### The exercise
Produce an exact copy of the lines from the line containing "Decode this image" through the last line of the entries below, and only those lines.

### Material for this exercise
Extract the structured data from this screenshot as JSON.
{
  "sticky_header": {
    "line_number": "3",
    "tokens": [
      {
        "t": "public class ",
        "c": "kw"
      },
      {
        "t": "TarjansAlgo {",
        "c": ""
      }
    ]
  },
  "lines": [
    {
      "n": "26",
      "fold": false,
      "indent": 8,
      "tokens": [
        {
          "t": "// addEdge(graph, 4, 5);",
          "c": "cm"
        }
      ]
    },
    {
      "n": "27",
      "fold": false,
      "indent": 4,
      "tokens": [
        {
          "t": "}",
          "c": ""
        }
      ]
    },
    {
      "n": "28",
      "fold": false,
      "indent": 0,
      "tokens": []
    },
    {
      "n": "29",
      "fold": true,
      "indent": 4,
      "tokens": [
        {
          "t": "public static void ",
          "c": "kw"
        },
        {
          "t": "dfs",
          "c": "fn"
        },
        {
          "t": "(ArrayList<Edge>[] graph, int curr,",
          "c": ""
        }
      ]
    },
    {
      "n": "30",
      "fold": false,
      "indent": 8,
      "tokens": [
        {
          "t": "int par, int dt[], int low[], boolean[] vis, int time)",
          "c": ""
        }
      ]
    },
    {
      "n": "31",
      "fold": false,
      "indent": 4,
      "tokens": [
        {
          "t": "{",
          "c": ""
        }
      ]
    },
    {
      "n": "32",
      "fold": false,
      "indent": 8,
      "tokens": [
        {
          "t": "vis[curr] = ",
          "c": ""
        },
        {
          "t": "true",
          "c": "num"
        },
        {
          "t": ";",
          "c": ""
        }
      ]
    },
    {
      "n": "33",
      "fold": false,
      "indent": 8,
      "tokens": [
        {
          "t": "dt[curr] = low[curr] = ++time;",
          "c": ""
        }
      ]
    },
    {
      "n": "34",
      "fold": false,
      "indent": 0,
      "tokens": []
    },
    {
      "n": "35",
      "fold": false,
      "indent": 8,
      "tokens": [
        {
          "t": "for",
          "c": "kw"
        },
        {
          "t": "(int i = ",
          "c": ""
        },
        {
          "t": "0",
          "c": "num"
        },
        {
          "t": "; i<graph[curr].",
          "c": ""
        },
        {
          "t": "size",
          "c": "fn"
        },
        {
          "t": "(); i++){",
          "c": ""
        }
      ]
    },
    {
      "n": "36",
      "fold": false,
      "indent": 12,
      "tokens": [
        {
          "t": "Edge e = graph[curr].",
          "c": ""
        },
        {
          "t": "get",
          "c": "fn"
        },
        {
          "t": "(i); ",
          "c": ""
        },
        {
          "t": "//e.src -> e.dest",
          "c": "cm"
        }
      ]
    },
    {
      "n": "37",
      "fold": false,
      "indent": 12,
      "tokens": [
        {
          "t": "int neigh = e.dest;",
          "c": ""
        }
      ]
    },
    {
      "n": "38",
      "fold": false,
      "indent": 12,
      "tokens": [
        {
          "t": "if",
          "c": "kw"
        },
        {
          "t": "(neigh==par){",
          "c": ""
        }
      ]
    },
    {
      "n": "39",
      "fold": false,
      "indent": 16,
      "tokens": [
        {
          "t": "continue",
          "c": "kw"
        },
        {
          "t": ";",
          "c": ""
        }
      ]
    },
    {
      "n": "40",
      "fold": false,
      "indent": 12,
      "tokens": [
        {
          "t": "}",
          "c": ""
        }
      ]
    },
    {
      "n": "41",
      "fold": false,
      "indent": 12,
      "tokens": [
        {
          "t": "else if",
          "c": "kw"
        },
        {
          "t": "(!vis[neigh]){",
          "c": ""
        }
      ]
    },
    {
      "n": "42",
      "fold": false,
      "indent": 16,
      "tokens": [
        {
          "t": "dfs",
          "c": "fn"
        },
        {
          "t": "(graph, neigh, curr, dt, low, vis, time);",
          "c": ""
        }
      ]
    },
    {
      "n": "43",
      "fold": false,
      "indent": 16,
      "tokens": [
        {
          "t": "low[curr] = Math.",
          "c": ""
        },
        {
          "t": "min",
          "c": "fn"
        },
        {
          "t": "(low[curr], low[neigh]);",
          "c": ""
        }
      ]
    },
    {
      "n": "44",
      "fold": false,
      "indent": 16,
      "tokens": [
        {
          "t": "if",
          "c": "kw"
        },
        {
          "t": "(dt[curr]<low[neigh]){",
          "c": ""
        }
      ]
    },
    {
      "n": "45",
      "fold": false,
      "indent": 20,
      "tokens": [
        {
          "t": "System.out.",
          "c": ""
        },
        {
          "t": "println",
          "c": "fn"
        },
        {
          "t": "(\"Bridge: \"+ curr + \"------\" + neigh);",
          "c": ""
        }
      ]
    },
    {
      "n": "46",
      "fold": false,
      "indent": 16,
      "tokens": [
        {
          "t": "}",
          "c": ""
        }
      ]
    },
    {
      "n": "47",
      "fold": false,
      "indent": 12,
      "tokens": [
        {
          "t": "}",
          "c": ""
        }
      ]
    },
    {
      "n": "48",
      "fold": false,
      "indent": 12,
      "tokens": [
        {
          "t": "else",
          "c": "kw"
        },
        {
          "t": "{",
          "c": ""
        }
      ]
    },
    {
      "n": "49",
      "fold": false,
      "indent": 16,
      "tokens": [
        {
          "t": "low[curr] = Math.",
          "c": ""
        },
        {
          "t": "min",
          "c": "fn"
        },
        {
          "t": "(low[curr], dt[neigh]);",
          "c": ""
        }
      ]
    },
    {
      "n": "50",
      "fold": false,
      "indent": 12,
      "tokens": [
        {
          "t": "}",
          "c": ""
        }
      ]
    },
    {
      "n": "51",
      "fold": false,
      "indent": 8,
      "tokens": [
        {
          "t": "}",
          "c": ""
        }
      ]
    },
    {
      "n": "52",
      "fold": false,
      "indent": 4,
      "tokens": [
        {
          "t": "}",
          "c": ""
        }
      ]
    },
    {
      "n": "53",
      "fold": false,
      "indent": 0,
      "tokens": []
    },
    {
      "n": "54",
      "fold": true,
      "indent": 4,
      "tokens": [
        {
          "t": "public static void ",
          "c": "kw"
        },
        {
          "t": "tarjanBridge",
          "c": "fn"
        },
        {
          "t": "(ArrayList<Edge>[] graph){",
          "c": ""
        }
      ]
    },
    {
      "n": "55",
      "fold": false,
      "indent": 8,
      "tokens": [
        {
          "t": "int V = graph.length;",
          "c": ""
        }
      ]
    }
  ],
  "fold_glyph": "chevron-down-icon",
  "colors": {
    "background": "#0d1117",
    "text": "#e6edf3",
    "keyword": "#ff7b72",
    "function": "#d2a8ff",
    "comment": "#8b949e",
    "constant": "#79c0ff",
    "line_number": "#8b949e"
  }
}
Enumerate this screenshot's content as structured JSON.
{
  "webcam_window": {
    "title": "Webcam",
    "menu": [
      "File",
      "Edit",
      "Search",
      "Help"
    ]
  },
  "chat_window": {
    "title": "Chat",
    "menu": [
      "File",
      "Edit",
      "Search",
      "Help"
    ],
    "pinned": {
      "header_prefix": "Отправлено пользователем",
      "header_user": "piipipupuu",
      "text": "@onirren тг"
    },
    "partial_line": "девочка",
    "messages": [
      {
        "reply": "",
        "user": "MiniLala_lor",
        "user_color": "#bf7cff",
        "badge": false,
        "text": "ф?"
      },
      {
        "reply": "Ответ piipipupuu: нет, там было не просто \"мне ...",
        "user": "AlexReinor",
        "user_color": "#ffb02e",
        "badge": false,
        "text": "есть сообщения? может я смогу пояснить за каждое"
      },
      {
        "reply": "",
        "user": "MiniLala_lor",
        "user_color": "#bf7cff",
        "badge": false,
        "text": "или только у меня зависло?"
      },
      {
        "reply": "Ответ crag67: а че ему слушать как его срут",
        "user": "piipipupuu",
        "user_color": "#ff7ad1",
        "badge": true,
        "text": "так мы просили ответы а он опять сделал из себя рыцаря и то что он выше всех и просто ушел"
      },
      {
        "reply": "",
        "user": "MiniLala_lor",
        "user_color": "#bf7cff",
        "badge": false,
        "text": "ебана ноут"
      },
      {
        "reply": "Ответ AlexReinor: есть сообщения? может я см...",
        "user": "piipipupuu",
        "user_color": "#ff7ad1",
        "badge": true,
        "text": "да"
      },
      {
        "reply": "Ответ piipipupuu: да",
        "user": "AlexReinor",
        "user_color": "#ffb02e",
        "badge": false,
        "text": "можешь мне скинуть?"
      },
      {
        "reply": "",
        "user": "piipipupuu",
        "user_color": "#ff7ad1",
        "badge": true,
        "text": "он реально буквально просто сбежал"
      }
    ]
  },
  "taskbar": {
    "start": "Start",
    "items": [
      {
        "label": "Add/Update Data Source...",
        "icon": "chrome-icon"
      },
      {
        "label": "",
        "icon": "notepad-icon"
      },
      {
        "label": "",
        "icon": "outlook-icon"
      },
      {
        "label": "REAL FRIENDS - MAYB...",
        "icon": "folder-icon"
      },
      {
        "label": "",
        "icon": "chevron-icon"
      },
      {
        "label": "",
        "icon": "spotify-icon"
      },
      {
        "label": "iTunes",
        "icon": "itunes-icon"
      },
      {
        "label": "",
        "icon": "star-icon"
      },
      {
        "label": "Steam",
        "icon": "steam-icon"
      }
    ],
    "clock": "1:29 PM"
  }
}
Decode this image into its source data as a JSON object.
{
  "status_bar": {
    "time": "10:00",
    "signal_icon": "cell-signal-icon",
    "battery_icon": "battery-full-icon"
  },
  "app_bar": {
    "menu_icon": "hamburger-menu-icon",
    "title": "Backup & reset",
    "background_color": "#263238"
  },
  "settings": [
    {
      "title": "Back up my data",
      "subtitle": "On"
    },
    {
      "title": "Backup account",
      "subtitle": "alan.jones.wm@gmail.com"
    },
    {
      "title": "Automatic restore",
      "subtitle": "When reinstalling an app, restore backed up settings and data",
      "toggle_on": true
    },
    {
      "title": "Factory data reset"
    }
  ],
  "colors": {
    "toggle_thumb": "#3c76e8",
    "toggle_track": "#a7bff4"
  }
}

### Response below
Decode this image into its source data as a JSON object.
{
  "status_bar": {
    "time": "10:00",
    "signal_icon": "cell-signal-icon",
    "battery_icon": "battery-full-icon"
  },
  "app_bar": {
    "menu_icon": "hamburger-menu-icon",
    "title": "Backup & reset",
    "background_color": "#263238"
  },
  "settings": [
    {
      "title": "Back up my data",
      "subtitle": "On"
    },
    {
      "title": "Backup account",
      "subtitle": "alan.jones.wm@gmail.com"
    },
    {
      "title": "Automatic restore",
      "subtitle": "When reinstalling an app, restore backed up settings and data",
      "toggle_on": true
    },
    {
      "title": "Factory data reset"
    }
  ],
  "colors": {
    "toggle_thumb": "#3c76e8",
    "toggle_track": "#a7bff4"
  }
}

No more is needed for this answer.